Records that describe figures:
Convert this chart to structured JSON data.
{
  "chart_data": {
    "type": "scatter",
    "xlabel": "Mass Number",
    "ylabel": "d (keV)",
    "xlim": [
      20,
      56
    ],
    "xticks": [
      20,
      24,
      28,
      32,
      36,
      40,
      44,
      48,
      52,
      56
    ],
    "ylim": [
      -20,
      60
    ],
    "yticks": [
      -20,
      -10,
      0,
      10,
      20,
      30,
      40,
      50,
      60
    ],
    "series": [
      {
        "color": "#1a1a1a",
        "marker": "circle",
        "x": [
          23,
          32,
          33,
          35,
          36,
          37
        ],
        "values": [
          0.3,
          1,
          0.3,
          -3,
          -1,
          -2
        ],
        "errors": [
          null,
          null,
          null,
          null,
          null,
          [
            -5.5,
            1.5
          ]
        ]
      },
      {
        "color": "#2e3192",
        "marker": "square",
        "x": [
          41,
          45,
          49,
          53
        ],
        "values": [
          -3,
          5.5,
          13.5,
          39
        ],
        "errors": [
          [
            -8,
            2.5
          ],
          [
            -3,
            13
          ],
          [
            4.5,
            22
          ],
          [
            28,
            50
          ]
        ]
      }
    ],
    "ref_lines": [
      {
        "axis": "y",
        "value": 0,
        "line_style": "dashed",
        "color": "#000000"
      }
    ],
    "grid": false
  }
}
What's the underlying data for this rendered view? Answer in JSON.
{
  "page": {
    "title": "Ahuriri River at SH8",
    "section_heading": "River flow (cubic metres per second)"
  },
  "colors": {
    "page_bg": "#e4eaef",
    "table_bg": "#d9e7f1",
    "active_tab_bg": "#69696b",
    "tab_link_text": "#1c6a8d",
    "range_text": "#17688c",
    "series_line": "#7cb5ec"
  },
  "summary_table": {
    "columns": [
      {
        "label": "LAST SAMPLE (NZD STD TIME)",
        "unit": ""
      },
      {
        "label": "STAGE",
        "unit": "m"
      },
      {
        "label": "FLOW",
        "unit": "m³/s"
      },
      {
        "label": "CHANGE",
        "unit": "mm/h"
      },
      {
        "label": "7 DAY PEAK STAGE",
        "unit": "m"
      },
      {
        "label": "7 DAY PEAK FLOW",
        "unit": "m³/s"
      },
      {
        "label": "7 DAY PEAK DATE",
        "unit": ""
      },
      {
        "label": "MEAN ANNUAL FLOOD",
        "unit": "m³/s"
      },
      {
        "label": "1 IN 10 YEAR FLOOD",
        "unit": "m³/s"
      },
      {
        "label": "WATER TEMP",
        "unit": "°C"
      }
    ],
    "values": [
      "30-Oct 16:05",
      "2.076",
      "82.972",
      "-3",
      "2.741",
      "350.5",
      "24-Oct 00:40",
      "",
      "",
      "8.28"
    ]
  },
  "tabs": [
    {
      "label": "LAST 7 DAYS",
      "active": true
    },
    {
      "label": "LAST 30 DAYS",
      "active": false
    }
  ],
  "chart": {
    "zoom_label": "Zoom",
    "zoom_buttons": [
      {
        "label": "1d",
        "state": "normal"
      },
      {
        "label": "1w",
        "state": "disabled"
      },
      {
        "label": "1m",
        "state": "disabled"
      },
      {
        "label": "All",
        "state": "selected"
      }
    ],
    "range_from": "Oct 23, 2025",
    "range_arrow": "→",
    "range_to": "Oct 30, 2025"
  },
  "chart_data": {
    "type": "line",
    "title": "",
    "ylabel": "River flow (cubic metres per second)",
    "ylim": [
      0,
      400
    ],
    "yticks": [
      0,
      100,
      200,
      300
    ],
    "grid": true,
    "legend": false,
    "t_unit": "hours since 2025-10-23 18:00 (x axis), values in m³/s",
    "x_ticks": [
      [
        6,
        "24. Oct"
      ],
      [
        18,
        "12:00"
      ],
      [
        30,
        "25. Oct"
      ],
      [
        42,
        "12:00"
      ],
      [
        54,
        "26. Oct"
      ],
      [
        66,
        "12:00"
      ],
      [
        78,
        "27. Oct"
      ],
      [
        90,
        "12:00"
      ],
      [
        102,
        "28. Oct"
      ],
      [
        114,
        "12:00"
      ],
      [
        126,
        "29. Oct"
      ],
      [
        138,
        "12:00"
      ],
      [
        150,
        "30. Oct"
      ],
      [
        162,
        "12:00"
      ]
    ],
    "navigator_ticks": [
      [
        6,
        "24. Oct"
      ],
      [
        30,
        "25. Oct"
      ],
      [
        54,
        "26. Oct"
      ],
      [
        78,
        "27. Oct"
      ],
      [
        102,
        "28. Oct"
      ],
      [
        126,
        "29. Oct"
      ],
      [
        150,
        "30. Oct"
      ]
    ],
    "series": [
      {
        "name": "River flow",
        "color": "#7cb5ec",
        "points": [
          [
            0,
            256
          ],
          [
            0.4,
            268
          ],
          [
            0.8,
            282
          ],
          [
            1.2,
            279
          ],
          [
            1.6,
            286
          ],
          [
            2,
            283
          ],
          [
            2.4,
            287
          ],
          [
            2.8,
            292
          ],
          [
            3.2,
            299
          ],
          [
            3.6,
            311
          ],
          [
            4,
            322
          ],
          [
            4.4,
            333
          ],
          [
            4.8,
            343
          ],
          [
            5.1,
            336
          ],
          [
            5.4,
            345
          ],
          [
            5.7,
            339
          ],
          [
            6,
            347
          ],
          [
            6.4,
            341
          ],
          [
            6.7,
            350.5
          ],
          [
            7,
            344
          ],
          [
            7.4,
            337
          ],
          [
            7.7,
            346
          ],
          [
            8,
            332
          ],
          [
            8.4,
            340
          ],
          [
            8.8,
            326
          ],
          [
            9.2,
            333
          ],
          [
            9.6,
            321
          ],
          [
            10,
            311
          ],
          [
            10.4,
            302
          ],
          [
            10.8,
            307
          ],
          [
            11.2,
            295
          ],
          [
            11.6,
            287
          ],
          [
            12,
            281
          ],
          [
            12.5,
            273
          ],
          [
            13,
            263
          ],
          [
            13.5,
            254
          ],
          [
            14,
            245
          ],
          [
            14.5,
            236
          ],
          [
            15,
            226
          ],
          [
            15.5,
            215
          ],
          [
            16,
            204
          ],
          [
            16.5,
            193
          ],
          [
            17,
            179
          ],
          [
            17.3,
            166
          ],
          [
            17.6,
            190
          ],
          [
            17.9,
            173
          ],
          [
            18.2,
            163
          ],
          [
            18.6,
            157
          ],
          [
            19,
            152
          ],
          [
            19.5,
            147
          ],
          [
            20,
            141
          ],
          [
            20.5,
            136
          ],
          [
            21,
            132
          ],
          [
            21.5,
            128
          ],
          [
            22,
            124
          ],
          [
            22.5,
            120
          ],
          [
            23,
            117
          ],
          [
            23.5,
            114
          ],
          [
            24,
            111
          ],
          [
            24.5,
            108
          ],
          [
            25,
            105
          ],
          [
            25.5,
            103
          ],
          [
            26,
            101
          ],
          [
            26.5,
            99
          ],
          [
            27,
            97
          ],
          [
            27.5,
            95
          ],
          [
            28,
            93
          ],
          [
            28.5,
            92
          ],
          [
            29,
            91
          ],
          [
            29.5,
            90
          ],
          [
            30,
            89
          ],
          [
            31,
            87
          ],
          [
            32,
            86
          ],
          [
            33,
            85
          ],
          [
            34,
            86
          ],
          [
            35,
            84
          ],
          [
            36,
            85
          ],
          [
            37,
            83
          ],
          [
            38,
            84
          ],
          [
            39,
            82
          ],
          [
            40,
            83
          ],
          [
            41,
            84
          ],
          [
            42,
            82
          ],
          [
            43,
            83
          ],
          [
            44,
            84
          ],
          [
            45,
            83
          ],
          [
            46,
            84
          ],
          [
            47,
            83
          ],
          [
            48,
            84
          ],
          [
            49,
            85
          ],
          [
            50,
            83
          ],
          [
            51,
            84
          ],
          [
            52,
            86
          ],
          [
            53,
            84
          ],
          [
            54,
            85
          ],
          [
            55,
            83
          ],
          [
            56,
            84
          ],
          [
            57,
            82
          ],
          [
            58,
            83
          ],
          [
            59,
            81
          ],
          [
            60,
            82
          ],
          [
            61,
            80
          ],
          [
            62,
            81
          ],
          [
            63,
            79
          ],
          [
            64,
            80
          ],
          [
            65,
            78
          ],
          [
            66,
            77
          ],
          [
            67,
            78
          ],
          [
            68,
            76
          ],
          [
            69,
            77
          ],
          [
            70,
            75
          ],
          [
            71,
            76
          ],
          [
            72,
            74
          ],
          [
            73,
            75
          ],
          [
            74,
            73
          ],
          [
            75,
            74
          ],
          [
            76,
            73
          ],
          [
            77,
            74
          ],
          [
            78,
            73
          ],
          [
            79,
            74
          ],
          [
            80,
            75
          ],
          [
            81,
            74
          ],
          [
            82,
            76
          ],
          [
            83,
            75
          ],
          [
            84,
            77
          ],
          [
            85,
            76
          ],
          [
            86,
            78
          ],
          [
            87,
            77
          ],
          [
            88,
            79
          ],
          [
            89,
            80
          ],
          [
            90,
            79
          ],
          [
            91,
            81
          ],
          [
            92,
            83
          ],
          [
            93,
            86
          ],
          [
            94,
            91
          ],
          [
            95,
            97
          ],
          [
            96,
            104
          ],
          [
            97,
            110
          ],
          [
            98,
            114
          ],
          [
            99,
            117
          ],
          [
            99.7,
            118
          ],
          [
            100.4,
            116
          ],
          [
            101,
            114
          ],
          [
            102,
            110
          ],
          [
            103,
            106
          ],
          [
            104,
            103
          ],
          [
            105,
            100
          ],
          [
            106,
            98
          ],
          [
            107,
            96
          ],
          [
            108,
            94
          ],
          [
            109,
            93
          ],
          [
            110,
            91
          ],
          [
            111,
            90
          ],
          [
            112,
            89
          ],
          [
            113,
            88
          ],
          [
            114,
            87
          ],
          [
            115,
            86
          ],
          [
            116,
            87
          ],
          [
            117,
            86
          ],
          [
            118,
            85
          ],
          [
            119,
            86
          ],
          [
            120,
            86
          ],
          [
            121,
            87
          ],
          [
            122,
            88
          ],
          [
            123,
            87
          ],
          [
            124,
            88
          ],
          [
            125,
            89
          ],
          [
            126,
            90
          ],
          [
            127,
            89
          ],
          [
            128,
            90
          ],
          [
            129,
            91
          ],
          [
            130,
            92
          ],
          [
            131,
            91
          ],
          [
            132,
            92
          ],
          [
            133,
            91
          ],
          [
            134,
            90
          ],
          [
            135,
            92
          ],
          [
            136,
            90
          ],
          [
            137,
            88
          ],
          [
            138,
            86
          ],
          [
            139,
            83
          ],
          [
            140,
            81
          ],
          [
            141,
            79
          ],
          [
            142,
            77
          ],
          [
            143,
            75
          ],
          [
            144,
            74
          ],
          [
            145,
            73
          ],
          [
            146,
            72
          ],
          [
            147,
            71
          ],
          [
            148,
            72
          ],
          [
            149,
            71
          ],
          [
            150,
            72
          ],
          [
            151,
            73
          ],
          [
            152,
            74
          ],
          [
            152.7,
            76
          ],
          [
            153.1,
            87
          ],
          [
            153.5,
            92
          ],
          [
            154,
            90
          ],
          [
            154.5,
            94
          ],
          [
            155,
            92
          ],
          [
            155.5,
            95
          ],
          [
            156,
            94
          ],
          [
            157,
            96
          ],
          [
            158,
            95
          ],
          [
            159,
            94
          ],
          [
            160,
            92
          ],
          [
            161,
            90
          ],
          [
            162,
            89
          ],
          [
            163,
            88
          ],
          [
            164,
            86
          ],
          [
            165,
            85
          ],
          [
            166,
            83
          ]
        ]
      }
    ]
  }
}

● **Stated goal**:
Using the material above, report each line where "values" occurs.

● **Answer to the exercise**:
        "values": [
        "values": [
    "values": [
    "t_unit": "hours since 2025-10-23 18:00 (x axis), values in m³/s",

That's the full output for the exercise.